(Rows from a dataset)
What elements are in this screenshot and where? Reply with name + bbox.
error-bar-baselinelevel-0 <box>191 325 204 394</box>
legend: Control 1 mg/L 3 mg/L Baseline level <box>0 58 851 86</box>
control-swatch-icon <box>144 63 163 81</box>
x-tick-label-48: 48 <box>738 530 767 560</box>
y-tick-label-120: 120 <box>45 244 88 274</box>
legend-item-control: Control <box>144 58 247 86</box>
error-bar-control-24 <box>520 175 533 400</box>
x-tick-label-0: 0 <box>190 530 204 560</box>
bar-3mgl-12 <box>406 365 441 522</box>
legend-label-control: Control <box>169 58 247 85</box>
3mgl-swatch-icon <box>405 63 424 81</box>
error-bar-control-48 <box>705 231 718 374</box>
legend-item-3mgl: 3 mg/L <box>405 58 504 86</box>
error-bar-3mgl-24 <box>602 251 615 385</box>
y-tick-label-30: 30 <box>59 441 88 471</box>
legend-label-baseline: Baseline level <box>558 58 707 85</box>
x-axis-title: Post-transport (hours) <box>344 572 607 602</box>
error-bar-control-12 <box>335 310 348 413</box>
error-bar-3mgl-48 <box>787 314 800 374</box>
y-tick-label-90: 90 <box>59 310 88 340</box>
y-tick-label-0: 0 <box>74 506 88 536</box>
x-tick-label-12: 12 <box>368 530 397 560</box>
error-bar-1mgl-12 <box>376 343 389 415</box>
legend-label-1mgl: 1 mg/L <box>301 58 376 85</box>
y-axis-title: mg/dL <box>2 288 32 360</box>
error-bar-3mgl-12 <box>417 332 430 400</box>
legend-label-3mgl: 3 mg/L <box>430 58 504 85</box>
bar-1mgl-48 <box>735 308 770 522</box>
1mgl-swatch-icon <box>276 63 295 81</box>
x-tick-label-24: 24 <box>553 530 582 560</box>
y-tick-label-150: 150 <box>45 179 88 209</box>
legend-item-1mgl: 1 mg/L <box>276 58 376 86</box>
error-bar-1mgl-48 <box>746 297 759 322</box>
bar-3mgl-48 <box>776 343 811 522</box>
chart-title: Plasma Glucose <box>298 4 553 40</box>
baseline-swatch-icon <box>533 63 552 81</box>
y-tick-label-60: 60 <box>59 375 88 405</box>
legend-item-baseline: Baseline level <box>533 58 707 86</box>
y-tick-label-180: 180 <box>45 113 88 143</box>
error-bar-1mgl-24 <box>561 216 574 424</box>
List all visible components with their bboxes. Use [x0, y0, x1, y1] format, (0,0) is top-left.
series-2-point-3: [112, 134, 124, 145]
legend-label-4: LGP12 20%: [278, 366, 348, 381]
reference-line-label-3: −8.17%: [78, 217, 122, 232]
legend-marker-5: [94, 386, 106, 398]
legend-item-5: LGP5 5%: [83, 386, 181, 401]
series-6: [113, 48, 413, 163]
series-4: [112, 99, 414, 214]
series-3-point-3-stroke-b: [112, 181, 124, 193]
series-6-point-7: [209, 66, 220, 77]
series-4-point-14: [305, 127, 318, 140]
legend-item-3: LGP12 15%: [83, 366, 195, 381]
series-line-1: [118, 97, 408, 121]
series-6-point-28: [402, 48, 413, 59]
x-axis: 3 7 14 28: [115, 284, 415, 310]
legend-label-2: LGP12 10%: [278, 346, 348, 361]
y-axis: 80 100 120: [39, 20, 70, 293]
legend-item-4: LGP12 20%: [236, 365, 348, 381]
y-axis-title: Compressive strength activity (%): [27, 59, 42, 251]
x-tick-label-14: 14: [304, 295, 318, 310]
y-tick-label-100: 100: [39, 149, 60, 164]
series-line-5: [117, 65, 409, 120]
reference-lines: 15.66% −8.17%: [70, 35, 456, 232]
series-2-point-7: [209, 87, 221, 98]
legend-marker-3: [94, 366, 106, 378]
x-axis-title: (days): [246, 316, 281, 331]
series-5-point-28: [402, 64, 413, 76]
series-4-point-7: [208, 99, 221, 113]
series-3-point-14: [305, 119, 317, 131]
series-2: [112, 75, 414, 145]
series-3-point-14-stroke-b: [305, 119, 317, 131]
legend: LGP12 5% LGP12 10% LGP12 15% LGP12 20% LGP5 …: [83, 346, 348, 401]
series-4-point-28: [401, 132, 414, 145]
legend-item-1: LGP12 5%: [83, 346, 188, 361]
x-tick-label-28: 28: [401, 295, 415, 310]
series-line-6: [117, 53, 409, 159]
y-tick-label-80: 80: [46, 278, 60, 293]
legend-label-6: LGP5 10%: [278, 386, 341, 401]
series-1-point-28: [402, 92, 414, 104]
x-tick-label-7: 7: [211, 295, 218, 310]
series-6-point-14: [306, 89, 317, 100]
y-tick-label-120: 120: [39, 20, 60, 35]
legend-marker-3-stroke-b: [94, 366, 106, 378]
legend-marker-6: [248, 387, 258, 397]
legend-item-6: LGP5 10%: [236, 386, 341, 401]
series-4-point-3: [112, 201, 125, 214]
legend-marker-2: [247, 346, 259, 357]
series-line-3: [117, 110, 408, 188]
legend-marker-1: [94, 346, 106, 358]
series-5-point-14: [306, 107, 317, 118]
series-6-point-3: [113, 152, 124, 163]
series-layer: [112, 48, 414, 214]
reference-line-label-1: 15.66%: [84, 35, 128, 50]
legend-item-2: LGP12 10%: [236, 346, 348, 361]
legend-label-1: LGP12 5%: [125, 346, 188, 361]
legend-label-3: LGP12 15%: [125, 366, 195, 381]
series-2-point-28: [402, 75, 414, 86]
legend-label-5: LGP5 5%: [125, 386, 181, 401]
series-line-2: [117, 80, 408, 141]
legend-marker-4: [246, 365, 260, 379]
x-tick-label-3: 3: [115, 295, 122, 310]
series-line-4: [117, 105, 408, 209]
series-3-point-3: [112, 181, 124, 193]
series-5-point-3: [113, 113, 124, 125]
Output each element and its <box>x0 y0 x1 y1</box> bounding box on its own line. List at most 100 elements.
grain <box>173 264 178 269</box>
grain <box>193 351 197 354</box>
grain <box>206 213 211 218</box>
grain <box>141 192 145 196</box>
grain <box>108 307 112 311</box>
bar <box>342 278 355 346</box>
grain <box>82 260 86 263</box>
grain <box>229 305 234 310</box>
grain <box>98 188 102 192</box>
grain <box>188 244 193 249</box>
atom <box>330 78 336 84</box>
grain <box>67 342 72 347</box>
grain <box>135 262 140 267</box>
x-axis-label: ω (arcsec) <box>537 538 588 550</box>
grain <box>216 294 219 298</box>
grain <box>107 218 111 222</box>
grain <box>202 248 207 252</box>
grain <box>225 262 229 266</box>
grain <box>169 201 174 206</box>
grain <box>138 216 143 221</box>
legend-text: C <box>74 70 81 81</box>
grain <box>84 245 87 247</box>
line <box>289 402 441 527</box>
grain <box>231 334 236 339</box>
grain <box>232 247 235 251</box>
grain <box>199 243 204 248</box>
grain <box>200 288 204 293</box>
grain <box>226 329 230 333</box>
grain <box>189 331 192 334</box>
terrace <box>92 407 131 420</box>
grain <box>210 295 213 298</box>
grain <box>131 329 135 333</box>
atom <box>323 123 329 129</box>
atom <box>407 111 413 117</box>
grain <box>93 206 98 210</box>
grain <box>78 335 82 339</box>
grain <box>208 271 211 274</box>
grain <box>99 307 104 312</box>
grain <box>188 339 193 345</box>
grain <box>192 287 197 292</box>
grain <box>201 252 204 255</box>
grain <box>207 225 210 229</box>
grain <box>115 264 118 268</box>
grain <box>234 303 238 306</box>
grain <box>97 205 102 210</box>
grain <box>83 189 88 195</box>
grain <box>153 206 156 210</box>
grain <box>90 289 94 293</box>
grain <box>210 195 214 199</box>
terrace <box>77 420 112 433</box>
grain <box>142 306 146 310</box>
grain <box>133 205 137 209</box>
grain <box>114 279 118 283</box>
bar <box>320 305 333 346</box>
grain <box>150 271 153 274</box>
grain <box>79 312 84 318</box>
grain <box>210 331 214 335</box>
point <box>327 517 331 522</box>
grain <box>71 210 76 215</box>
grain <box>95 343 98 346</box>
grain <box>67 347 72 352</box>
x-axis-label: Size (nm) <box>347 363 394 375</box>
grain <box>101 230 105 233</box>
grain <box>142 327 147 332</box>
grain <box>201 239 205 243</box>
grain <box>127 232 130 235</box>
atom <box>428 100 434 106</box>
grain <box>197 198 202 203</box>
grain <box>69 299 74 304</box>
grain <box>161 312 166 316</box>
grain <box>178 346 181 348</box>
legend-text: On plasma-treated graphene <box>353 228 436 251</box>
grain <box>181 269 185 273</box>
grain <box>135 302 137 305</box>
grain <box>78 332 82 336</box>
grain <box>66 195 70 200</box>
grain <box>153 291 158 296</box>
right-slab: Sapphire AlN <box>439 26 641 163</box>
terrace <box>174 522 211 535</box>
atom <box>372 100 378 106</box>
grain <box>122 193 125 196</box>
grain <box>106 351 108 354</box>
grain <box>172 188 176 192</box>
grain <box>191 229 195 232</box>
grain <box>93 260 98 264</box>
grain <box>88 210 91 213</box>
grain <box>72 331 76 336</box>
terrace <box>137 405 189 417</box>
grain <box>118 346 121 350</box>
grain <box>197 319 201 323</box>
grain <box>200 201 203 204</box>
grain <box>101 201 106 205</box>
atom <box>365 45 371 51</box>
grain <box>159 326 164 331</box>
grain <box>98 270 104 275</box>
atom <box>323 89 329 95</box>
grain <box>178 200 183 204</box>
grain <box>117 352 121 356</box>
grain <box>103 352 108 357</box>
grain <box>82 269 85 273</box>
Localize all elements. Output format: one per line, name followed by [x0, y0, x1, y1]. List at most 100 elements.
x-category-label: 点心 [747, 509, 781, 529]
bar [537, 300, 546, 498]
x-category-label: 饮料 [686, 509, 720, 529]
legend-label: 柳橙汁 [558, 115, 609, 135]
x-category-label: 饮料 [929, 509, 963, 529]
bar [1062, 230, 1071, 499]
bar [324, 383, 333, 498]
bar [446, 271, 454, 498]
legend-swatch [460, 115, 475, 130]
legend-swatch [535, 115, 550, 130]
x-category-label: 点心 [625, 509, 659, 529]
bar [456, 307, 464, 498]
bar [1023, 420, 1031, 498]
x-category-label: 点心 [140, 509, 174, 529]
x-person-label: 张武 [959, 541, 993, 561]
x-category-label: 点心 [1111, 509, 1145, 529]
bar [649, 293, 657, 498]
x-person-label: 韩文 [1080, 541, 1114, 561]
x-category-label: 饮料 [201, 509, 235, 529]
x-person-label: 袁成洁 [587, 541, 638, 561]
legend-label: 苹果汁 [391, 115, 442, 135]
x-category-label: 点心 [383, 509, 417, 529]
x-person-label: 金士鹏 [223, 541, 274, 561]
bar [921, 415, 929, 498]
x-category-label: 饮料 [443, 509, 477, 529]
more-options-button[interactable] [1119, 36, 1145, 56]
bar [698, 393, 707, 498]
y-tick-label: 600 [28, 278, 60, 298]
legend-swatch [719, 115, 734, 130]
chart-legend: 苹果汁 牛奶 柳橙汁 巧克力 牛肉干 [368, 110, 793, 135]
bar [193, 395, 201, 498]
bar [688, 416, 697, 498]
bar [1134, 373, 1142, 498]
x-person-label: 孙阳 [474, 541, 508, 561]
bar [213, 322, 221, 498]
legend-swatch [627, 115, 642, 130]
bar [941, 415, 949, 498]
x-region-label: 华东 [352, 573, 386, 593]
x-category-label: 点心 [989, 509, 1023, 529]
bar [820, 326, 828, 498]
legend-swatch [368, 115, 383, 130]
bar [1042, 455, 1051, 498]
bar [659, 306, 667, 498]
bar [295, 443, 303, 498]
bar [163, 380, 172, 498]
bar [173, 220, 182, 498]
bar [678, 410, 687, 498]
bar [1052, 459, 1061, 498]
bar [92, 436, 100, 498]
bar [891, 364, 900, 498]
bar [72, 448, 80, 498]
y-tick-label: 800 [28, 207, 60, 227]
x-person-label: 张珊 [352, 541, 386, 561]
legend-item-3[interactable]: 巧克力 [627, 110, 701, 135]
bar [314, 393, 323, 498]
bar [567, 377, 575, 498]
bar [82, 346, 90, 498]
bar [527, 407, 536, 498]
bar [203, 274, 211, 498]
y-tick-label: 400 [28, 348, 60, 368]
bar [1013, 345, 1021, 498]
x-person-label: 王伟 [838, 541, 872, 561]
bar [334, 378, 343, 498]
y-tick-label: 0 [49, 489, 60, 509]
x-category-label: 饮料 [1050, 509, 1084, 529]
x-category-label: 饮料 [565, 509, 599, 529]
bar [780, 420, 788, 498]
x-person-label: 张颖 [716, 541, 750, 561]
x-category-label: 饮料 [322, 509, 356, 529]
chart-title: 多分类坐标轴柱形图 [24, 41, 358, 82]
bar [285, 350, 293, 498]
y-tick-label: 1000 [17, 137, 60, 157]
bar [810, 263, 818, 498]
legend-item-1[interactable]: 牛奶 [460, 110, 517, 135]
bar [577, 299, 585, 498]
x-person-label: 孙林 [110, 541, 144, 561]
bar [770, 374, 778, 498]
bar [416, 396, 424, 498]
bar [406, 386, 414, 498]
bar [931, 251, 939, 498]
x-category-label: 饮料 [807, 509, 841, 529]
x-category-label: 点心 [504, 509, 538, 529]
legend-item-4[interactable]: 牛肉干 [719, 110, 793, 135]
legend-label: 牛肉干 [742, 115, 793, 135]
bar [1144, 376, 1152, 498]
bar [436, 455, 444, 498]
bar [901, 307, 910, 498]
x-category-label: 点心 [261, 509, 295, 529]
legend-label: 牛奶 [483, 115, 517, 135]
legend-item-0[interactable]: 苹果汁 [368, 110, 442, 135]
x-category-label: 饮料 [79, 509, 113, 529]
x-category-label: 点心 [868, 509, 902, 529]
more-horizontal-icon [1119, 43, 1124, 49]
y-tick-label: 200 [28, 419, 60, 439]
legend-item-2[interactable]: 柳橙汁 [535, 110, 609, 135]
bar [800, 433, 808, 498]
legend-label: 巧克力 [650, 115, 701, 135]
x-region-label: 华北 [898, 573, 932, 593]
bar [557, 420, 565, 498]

## The problem
Reproduce the data above without any change, from its first line through the line that contains "y-axis-title: mg/dL <box>2 288 32 360</box>", including both ends.

## Result for this task
What elements are in this screenshot and where? Reply with name + bbox.
error-bar-baselinelevel-0 <box>191 325 204 394</box>
legend: Control 1 mg/L 3 mg/L Baseline level <box>0 58 851 86</box>
control-swatch-icon <box>144 63 163 81</box>
x-tick-label-48: 48 <box>738 530 767 560</box>
y-tick-label-120: 120 <box>45 244 88 274</box>
legend-item-control: Control <box>144 58 247 86</box>
error-bar-control-24 <box>520 175 533 400</box>
x-tick-label-0: 0 <box>190 530 204 560</box>
bar-3mgl-12 <box>406 365 441 522</box>
legend-label-control: Control <box>169 58 247 85</box>
3mgl-swatch-icon <box>405 63 424 81</box>
error-bar-control-48 <box>705 231 718 374</box>
legend-item-3mgl: 3 mg/L <box>405 58 504 86</box>
error-bar-3mgl-24 <box>602 251 615 385</box>
y-tick-label-30: 30 <box>59 441 88 471</box>
legend-label-baseline: Baseline level <box>558 58 707 85</box>
x-axis-title: Post-transport (hours) <box>344 572 607 602</box>
error-bar-control-12 <box>335 310 348 413</box>
error-bar-3mgl-48 <box>787 314 800 374</box>
y-tick-label-90: 90 <box>59 310 88 340</box>
y-tick-label-0: 0 <box>74 506 88 536</box>
x-tick-label-12: 12 <box>368 530 397 560</box>
error-bar-1mgl-12 <box>376 343 389 415</box>
legend-label-1mgl: 1 mg/L <box>301 58 376 85</box>
y-axis-title: mg/dL <box>2 288 32 360</box>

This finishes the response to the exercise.